◆ **Goal**:
Gather every line holding the string "Deirdre".

(Dataset items)
'''
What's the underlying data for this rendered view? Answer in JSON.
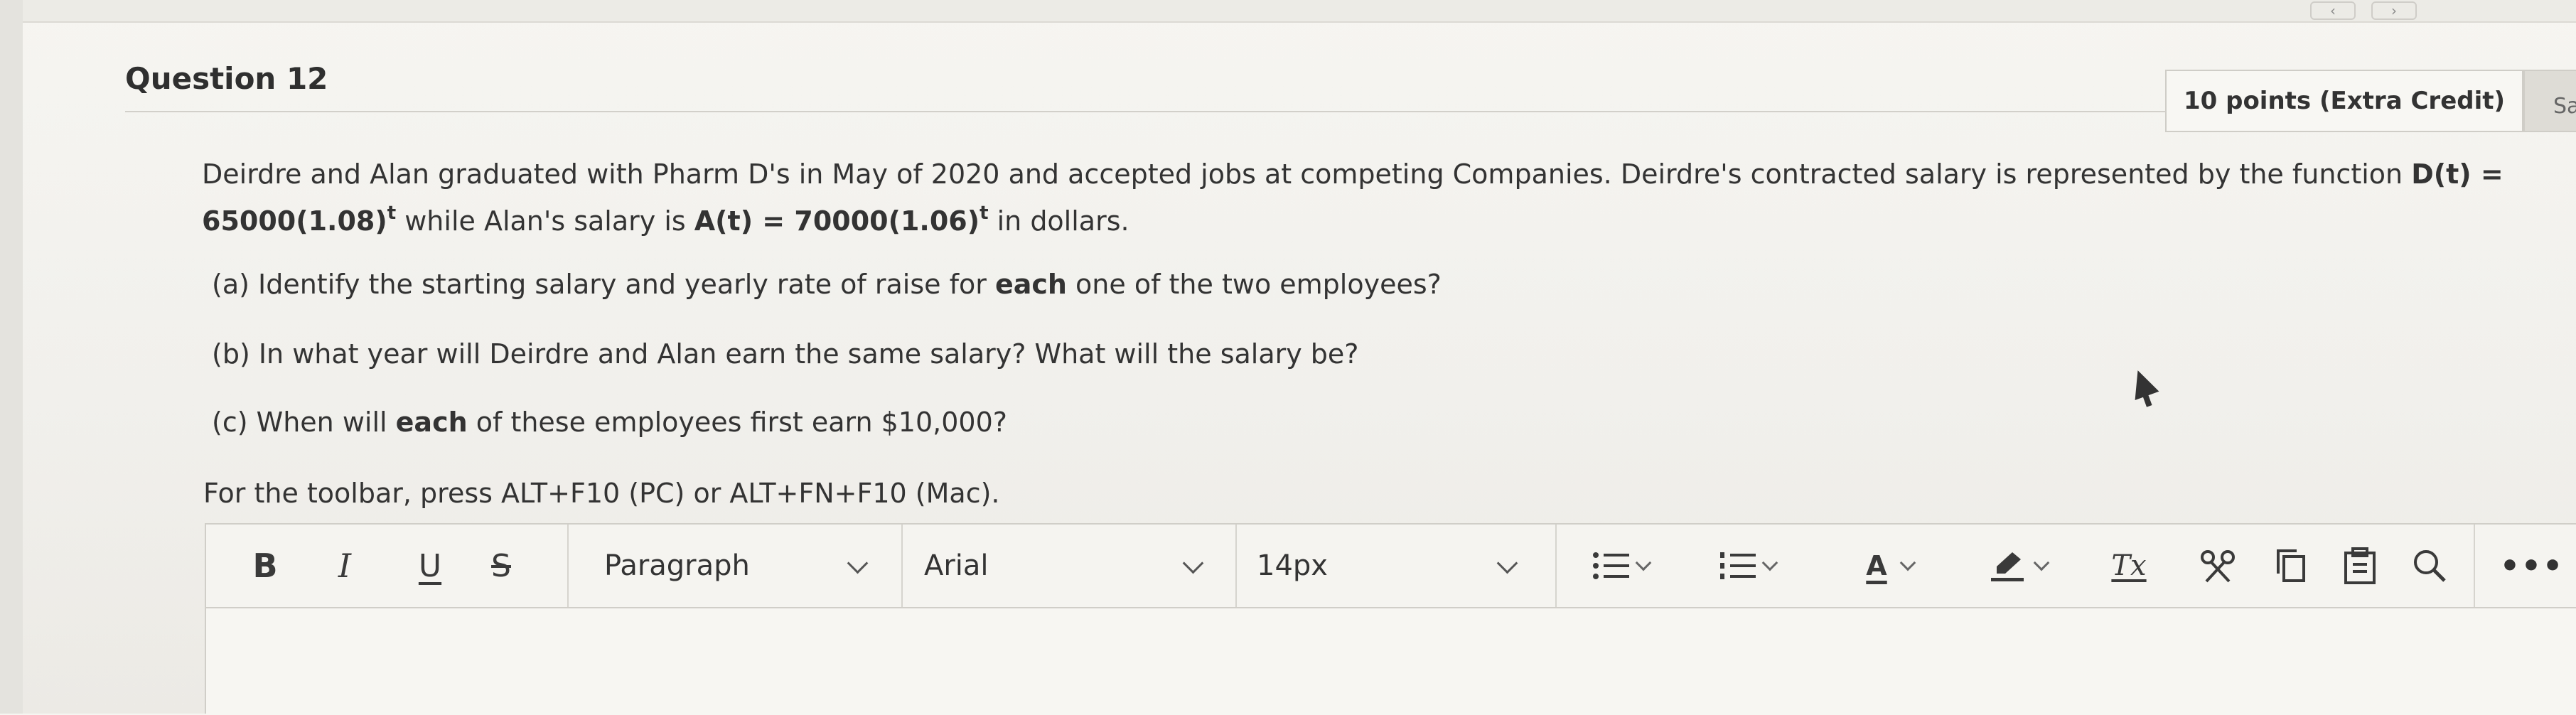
{
  "header": {
    "question_title": "Question 12",
    "points_label": "10 points (Extra Credit)",
    "save_label": "Sa"
  },
  "question": {
    "line1_text": "Deirdre and Alan graduated with Pharm D's in May of 2020 and accepted jobs at competing Companies. Deirdre's contracted salary is represented by the function ",
    "line1_func": "D(t) =",
    "line2_func_d": "65000(1.08)",
    "exponent": "t",
    "line2_mid": " while Alan's salary is ",
    "line2_func_a": "A(t) = 70000(1.06)",
    "line2_end": " in dollars."
  },
  "parts": {
    "a_pre": "(a) Identify the starting salary and yearly rate of raise for ",
    "a_bold": "each",
    "a_post": " one of the two employees?",
    "b_text": "(b) In what year will Deirdre and Alan earn the same salary? What will the salary be?",
    "c_pre": "(c) When will ",
    "c_bold": "each",
    "c_post": " of these employees first earn $10,000?"
  },
  "keyboard_hint": "For the toolbar, press ALT+F10 (PC) or ALT+FN+F10 (Mac).",
  "toolbar": {
    "bold": "B",
    "italic": "I",
    "underline": "U",
    "strikethrough": "S",
    "paragraph_select": "Paragraph",
    "font_select": "Arial",
    "size_select": "14px",
    "font_color_letter": "A",
    "clear_format": "Tx",
    "more": "•••"
  },
  "icons": [
    "bullet-list-icon",
    "numbered-list-icon",
    "font-color-icon",
    "highlight-icon",
    "clear-formatting-icon",
    "cut-icon",
    "copy-icon",
    "paste-icon",
    "search-icon",
    "more-icon"
  ],
  "colors": {
    "accent_text": "#333333",
    "border": "#d0cec8"
  }
}
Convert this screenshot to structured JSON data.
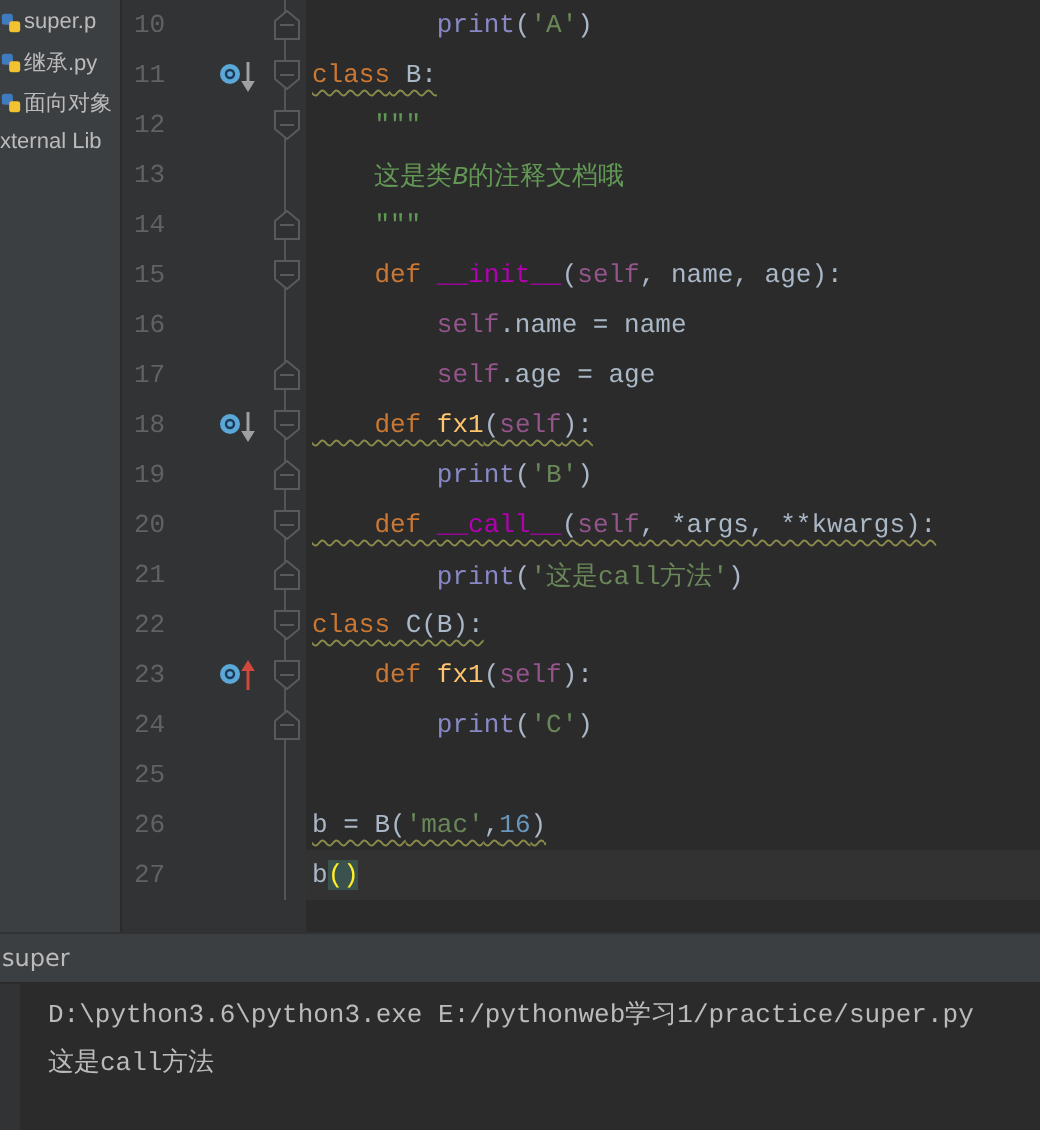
{
  "project_tree": {
    "items": [
      {
        "label": "super.p",
        "kind": "py"
      },
      {
        "label": "继承.py",
        "kind": "py"
      },
      {
        "label": "面向对象",
        "kind": "py"
      },
      {
        "label": "xternal Lib",
        "kind": "lib"
      }
    ]
  },
  "editor": {
    "lines": [
      {
        "number": "10",
        "fold": {
          "kind": "end"
        },
        "tokens": [
          {
            "t": "        print",
            "kind": "builtin"
          },
          {
            "t": "(",
            "kind": "plain"
          },
          {
            "t": "'A'",
            "kind": "string"
          },
          {
            "t": ")",
            "kind": "plain"
          }
        ]
      },
      {
        "number": "11",
        "fold": {
          "kind": "start"
        },
        "marker": {
          "kind": "down"
        },
        "warn": true,
        "tokens": [
          {
            "t": "class",
            "kind": "keyword"
          },
          {
            "t": " B:",
            "kind": "plain"
          }
        ]
      },
      {
        "number": "12",
        "fold": {
          "kind": "start"
        },
        "tokens": [
          {
            "t": "    \"\"\"",
            "kind": "doc"
          }
        ]
      },
      {
        "number": "13",
        "tokens": [
          {
            "t": "    这是类",
            "kind": "doc"
          },
          {
            "t": "B",
            "kind": "doc-italic"
          },
          {
            "t": "的注释文档哦",
            "kind": "doc"
          }
        ]
      },
      {
        "number": "14",
        "fold": {
          "kind": "end"
        },
        "tokens": [
          {
            "t": "    \"\"\"",
            "kind": "doc"
          }
        ]
      },
      {
        "number": "15",
        "fold": {
          "kind": "start"
        },
        "tokens": [
          {
            "t": "    def ",
            "kind": "keyword"
          },
          {
            "t": "__init__",
            "kind": "magic"
          },
          {
            "t": "(",
            "kind": "plain"
          },
          {
            "t": "self",
            "kind": "self"
          },
          {
            "t": ", name, age):",
            "kind": "plain"
          }
        ]
      },
      {
        "number": "16",
        "tokens": [
          {
            "t": "        self",
            "kind": "self"
          },
          {
            "t": ".name = name",
            "kind": "plain"
          }
        ]
      },
      {
        "number": "17",
        "fold": {
          "kind": "end"
        },
        "tokens": [
          {
            "t": "        self",
            "kind": "self"
          },
          {
            "t": ".age = age",
            "kind": "plain"
          }
        ]
      },
      {
        "number": "18",
        "fold": {
          "kind": "start"
        },
        "marker": {
          "kind": "down"
        },
        "warn": true,
        "tokens": [
          {
            "t": "    def ",
            "kind": "keyword"
          },
          {
            "t": "fx1",
            "kind": "func"
          },
          {
            "t": "(",
            "kind": "plain"
          },
          {
            "t": "self",
            "kind": "self"
          },
          {
            "t": "):",
            "kind": "plain"
          }
        ]
      },
      {
        "number": "19",
        "fold": {
          "kind": "end"
        },
        "tokens": [
          {
            "t": "        print",
            "kind": "builtin"
          },
          {
            "t": "(",
            "kind": "plain"
          },
          {
            "t": "'B'",
            "kind": "string"
          },
          {
            "t": ")",
            "kind": "plain"
          }
        ]
      },
      {
        "number": "20",
        "fold": {
          "kind": "start"
        },
        "warn": true,
        "tokens": [
          {
            "t": "    def ",
            "kind": "keyword"
          },
          {
            "t": "__call__",
            "kind": "magic"
          },
          {
            "t": "(",
            "kind": "plain"
          },
          {
            "t": "self",
            "kind": "self"
          },
          {
            "t": ", *args, **kwargs):",
            "kind": "plain"
          }
        ]
      },
      {
        "number": "21",
        "fold": {
          "kind": "end"
        },
        "tokens": [
          {
            "t": "        print",
            "kind": "builtin"
          },
          {
            "t": "(",
            "kind": "plain"
          },
          {
            "t": "'这是call方法'",
            "kind": "string"
          },
          {
            "t": ")",
            "kind": "plain"
          }
        ]
      },
      {
        "number": "22",
        "fold": {
          "kind": "start"
        },
        "warn": true,
        "tokens": [
          {
            "t": "class",
            "kind": "keyword"
          },
          {
            "t": " C(B):",
            "kind": "plain"
          }
        ]
      },
      {
        "number": "23",
        "fold": {
          "kind": "start"
        },
        "marker": {
          "kind": "up"
        },
        "tokens": [
          {
            "t": "    def ",
            "kind": "keyword"
          },
          {
            "t": "fx1",
            "kind": "func"
          },
          {
            "t": "(",
            "kind": "plain"
          },
          {
            "t": "self",
            "kind": "self"
          },
          {
            "t": "):",
            "kind": "plain"
          }
        ]
      },
      {
        "number": "24",
        "fold": {
          "kind": "end"
        },
        "tokens": [
          {
            "t": "        print",
            "kind": "builtin"
          },
          {
            "t": "(",
            "kind": "plain"
          },
          {
            "t": "'C'",
            "kind": "string"
          },
          {
            "t": ")",
            "kind": "plain"
          }
        ]
      },
      {
        "number": "25"
      },
      {
        "number": "26",
        "warn": true,
        "tokens": [
          {
            "t": "b = B(",
            "kind": "plain"
          },
          {
            "t": "'mac'",
            "kind": "string"
          },
          {
            "t": ",",
            "kind": "plain"
          },
          {
            "t": "16",
            "kind": "number"
          },
          {
            "t": ")",
            "kind": "plain"
          }
        ]
      },
      {
        "number": "27",
        "current": true,
        "tokens": [
          {
            "t": "b",
            "kind": "plain"
          },
          {
            "t": "()",
            "kind": "brace-match"
          }
        ]
      }
    ]
  },
  "run_panel": {
    "title": "super",
    "output": [
      "D:\\python3.6\\python3.exe E:/pythonweb学习1/practice/super.py",
      "这是call方法"
    ]
  }
}
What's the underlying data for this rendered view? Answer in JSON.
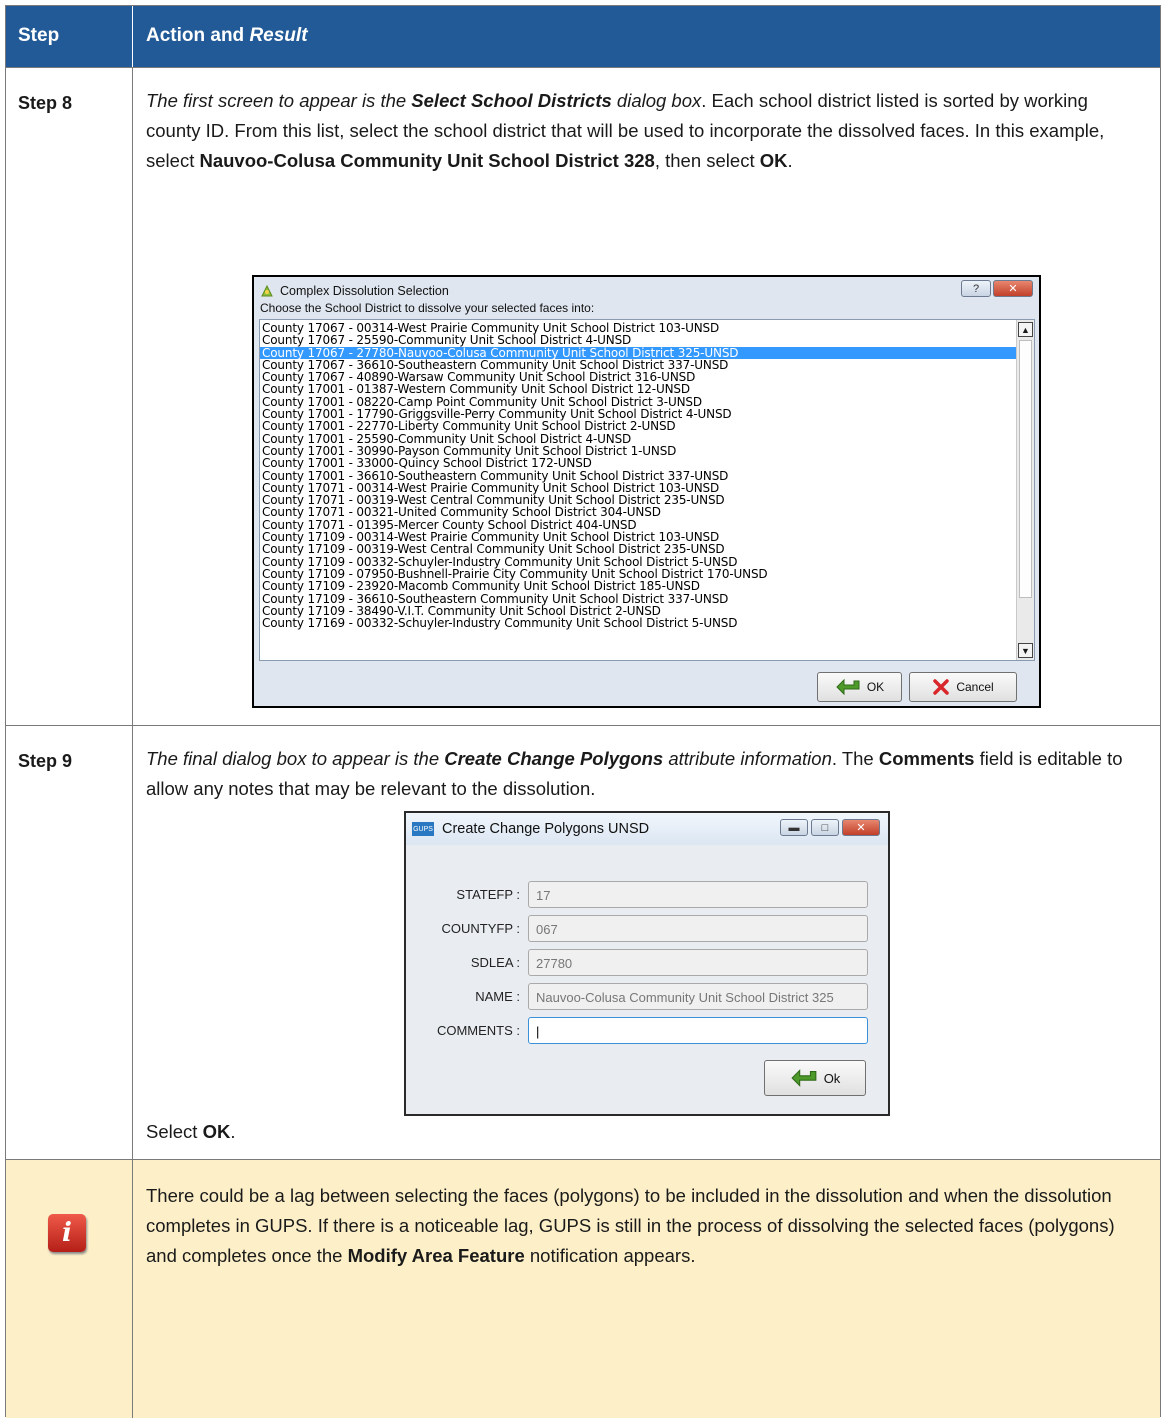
{
  "header": {
    "step_label": "Step",
    "action_label": "Action and ",
    "result_label": "Result"
  },
  "step8": {
    "label": "Step 8",
    "text_italic_1": "The first screen to appear is the ",
    "text_bold_italic_1": "Select School Districts",
    "text_italic_2": " dialog box",
    "text_3": ". Each school district listed is sorted by working county ID. From this list, select the school district that will be used to incorporate the dissolved faces. In this example, select ",
    "text_bold_2": "Nauvoo-Colusa Community Unit School District 328",
    "text_4": ", then select ",
    "text_bold_3": "OK",
    "text_5": ".",
    "dialog": {
      "title": "Complex Dissolution Selection",
      "prompt": "Choose the School District to dissolve your selected faces into:",
      "help_btn": "?",
      "close_btn": "✕",
      "items": [
        "County 17067 - 00314-West Prairie Community Unit School District 103-UNSD",
        "County 17067 - 25590-Community Unit School District 4-UNSD",
        "County 17067 - 27780-Nauvoo-Colusa Community Unit School District 325-UNSD",
        "County 17067 - 36610-Southeastern Community Unit School District 337-UNSD",
        "County 17067 - 40890-Warsaw Community Unit School District 316-UNSD",
        "County 17001 - 01387-Western Community Unit School District 12-UNSD",
        "County 17001 - 08220-Camp Point Community Unit School District 3-UNSD",
        "County 17001 - 17790-Griggsville-Perry Community Unit School District 4-UNSD",
        "County 17001 - 22770-Liberty Community Unit School District 2-UNSD",
        "County 17001 - 25590-Community Unit School District 4-UNSD",
        "County 17001 - 30990-Payson Community Unit School District 1-UNSD",
        "County 17001 - 33000-Quincy School District 172-UNSD",
        "County 17001 - 36610-Southeastern Community Unit School District 337-UNSD",
        "County 17071 - 00314-West Prairie Community Unit School District 103-UNSD",
        "County 17071 - 00319-West Central Community Unit School District 235-UNSD",
        "County 17071 - 00321-United Community School District 304-UNSD",
        "County 17071 - 01395-Mercer County School District 404-UNSD",
        "County 17109 - 00314-West Prairie Community Unit School District 103-UNSD",
        "County 17109 - 00319-West Central Community Unit School District 235-UNSD",
        "County 17109 - 00332-Schuyler-Industry Community Unit School District 5-UNSD",
        "County 17109 - 07950-Bushnell-Prairie City Community Unit School District 170-UNSD",
        "County 17109 - 23920-Macomb Community Unit School District 185-UNSD",
        "County 17109 - 36610-Southeastern Community Unit School District 337-UNSD",
        "County 17109 - 38490-V.I.T. Community Unit School District 2-UNSD",
        "County 17169 - 00332-Schuyler-Industry Community Unit School District 5-UNSD"
      ],
      "selected_index": 2,
      "ok_label": "OK",
      "cancel_label": "Cancel"
    }
  },
  "step9": {
    "label": "Step 9",
    "text_italic_1": "The final dialog box to appear is the ",
    "text_bold_italic_1": "Create Change Polygons",
    "text_italic_2": " attribute information",
    "text_3": ". The ",
    "text_bold_2": "Comments",
    "text_4": " field is editable to allow any notes that may be relevant to the dissolution.",
    "dialog": {
      "title": "Create Change Polygons UNSD",
      "app_icon": "GUPS",
      "fields": [
        {
          "label": "STATEFP :",
          "value": "17"
        },
        {
          "label": "COUNTYFP :",
          "value": "067"
        },
        {
          "label": "SDLEA :",
          "value": "27780"
        },
        {
          "label": "NAME :",
          "value": "Nauvoo-Colusa Community Unit School District 325"
        },
        {
          "label": "COMMENTS :",
          "value": "|"
        }
      ],
      "ok_label": "Ok"
    },
    "select_text": "Select ",
    "select_bold": "OK",
    "select_end": "."
  },
  "note": {
    "icon": "i",
    "text_1": "There could be a lag between selecting the faces (polygons) to be included in the dissolution and when the dissolution completes in GUPS. If there is a noticeable lag, GUPS is still in the process of dissolving the selected faces (polygons) and completes once the ",
    "text_bold": "Modify Area Feature",
    "text_2": " notification appears."
  }
}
'''
◆ **Result of this task**:
    "line1_text": "Deirdre and Alan graduated with Pharm D's in May of 2020 and accepted jobs at competing Companies. Deirdre's contracted salary is represented by the function ",
    "b_text": "(b) In what year will Deirdre and Alan earn the same salary? What will the salary be?",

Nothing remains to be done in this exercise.